_What is needed_
Could every line of the data be printed exactly as it reads?

Saved entries:
◇ ◇ ◇ ◇
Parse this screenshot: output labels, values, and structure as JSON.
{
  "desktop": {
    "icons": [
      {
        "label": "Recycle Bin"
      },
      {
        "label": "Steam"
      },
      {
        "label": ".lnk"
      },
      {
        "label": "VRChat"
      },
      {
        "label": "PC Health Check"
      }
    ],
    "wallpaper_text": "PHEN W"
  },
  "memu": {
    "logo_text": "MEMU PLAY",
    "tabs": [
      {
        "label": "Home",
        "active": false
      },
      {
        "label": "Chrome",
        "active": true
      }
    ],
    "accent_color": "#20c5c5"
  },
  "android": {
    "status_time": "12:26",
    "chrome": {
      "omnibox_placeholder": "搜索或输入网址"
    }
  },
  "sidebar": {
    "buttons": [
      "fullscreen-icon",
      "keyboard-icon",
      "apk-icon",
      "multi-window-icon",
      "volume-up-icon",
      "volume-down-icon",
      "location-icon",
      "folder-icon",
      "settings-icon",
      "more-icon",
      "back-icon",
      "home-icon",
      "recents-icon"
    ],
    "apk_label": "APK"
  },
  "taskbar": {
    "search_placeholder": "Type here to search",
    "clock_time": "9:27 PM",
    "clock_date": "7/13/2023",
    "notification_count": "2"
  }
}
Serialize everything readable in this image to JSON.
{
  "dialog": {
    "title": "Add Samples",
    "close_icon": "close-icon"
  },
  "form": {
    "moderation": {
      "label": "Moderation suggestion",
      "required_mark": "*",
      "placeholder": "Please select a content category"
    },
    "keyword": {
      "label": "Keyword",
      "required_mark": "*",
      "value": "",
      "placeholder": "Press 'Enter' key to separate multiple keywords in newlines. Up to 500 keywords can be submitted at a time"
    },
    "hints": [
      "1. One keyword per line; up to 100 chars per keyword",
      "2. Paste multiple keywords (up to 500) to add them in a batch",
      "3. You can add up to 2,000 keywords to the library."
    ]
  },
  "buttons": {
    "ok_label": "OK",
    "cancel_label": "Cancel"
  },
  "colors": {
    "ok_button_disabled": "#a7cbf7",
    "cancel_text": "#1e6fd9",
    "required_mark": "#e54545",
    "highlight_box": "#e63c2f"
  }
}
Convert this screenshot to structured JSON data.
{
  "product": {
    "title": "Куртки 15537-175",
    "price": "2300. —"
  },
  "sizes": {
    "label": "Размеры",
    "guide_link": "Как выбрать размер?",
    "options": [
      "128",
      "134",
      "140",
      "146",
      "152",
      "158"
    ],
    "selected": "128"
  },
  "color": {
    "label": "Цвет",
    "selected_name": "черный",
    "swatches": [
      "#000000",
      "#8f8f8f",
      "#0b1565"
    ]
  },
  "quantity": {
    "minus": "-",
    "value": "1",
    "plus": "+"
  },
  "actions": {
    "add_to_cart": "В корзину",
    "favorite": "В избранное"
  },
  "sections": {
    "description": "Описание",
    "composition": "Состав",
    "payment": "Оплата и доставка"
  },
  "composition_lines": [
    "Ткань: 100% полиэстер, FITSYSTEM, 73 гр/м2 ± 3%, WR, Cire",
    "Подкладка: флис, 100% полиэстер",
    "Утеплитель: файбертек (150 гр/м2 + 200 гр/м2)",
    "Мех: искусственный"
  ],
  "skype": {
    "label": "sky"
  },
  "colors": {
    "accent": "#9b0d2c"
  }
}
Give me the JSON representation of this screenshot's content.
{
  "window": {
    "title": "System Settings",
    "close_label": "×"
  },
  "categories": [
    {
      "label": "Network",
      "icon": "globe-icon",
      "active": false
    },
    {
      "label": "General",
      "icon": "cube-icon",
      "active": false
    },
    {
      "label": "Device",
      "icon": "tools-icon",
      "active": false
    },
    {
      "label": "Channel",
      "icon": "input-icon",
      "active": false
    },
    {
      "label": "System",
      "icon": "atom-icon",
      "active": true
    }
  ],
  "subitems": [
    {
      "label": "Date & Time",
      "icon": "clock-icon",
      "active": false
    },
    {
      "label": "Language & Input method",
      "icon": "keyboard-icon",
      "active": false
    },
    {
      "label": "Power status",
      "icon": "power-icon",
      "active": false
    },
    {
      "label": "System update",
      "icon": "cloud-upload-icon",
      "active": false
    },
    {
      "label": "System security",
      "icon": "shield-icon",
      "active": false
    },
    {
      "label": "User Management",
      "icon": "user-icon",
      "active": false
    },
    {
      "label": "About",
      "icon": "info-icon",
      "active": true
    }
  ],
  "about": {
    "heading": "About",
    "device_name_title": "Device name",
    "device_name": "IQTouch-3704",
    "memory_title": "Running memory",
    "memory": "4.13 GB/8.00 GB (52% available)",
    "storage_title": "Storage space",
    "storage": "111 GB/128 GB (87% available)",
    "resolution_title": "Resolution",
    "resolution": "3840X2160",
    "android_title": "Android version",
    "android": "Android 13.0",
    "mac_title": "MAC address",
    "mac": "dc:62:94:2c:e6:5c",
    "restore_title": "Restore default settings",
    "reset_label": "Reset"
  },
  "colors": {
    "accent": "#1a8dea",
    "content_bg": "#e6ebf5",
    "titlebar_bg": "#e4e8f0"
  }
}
◇ ◇ ◇ ◇
_Reply_
Parse this screenshot: output labels, values, and structure as JSON.
{
  "desktop": {
    "icons": [
      {
        "label": "Recycle Bin"
      },
      {
        "label": "Steam"
      },
      {
        "label": ".lnk"
      },
      {
        "label": "VRChat"
      },
      {
        "label": "PC Health Check"
      }
    ],
    "wallpaper_text": "PHEN W"
  },
  "memu": {
    "logo_text": "MEMU PLAY",
    "tabs": [
      {
        "label": "Home",
        "active": false
      },
      {
        "label": "Chrome",
        "active": true
      }
    ],
    "accent_color": "#20c5c5"
  },
  "android": {
    "status_time": "12:26",
    "chrome": {
      "omnibox_placeholder": "搜索或输入网址"
    }
  },
  "sidebar": {
    "buttons": [
      "fullscreen-icon",
      "keyboard-icon",
      "apk-icon",
      "multi-window-icon",
      "volume-up-icon",
      "volume-down-icon",
      "location-icon",
      "folder-icon",
      "settings-icon",
      "more-icon",
      "back-icon",
      "home-icon",
      "recents-icon"
    ],
    "apk_label": "APK"
  },
  "taskbar": {
    "search_placeholder": "Type here to search",
    "clock_time": "9:27 PM",
    "clock_date": "7/13/2023",
    "notification_count": "2"
  }
}
Serialize everything readable in this image to JSON.
{
  "dialog": {
    "title": "Add Samples",
    "close_icon": "close-icon"
  },
  "form": {
    "moderation": {
      "label": "Moderation suggestion",
      "required_mark": "*",
      "placeholder": "Please select a content category"
    },
    "keyword": {
      "label": "Keyword",
      "required_mark": "*",
      "value": "",
      "placeholder": "Press 'Enter' key to separate multiple keywords in newlines. Up to 500 keywords can be submitted at a time"
    },
    "hints": [
      "1. One keyword per line; up to 100 chars per keyword",
      "2. Paste multiple keywords (up to 500) to add them in a batch",
      "3. You can add up to 2,000 keywords to the library."
    ]
  },
  "buttons": {
    "ok_label": "OK",
    "cancel_label": "Cancel"
  },
  "colors": {
    "ok_button_disabled": "#a7cbf7",
    "cancel_text": "#1e6fd9",
    "required_mark": "#e54545",
    "highlight_box": "#e63c2f"
  }
}
Convert this screenshot to structured JSON data.
{
  "product": {
    "title": "Куртки 15537-175",
    "price": "2300. —"
  },
  "sizes": {
    "label": "Размеры",
    "guide_link": "Как выбрать размер?",
    "options": [
      "128",
      "134",
      "140",
      "146",
      "152",
      "158"
    ],
    "selected": "128"
  },
  "color": {
    "label": "Цвет",
    "selected_name": "черный",
    "swatches": [
      "#000000",
      "#8f8f8f",
      "#0b1565"
    ]
  },
  "quantity": {
    "minus": "-",
    "value": "1",
    "plus": "+"
  },
  "actions": {
    "add_to_cart": "В корзину",
    "favorite": "В избранное"
  },
  "sections": {
    "description": "Описание",
    "composition": "Состав",
    "payment": "Оплата и доставка"
  },
  "composition_lines": [
    "Ткань: 100% полиэстер, FITSYSTEM, 73 гр/м2 ± 3%, WR, Cire",
    "Подкладка: флис, 100% полиэстер",
    "Утеплитель: файбертек (150 гр/м2 + 200 гр/м2)",
    "Мех: искусственный"
  ],
  "skype": {
    "label": "sky"
  },
  "colors": {
    "accent": "#9b0d2c"
  }
}
Give me the JSON representation of this screenshot's content.
{
  "window": {
    "title": "System Settings",
    "close_label": "×"
  },
  "categories": [
    {
      "label": "Network",
      "icon": "globe-icon",
      "active": false
    },
    {
      "label": "General",
      "icon": "cube-icon",
      "active": false
    },
    {
      "label": "Device",
      "icon": "tools-icon",
      "active": false
    },
    {
      "label": "Channel",
      "icon": "input-icon",
      "active": false
    },
    {
      "label": "System",
      "icon": "atom-icon",
      "active": true
    }
  ],
  "subitems": [
    {
      "label": "Date & Time",
      "icon": "clock-icon",
      "active": false
    },
    {
      "label": "Language & Input method",
      "icon": "keyboard-icon",
      "active": false
    },
    {
      "label": "Power status",
      "icon": "power-icon",
      "active": false
    },
    {
      "label": "System update",
      "icon": "cloud-upload-icon",
      "active": false
    },
    {
      "label": "System security",
      "icon": "shield-icon",
      "active": false
    },
    {
      "label": "User Management",
      "icon": "user-icon",
      "active": false
    },
    {
      "label": "About",
      "icon": "info-icon",
      "active": true
    }
  ],
  "about": {
    "heading": "About",
    "device_name_title": "Device name",
    "device_name": "IQTouch-3704",
    "memory_title": "Running memory",
    "memory": "4.13 GB/8.00 GB (52% available)",
    "storage_title": "Storage space",
    "storage": "111 GB/128 GB (87% available)",
    "resolution_title": "Resolution",
    "resolution": "3840X2160",
    "android_title": "Android version",
    "android": "Android 13.0",
    "mac_title": "MAC address",
    "mac": "dc:62:94:2c:e6:5c",
    "restore_title": "Restore default settings",
    "reset_label": "Reset"
  },
  "colors": {
    "accent": "#1a8dea",
    "content_bg": "#e6ebf5",
    "titlebar_bg": "#e4e8f0"
  }
}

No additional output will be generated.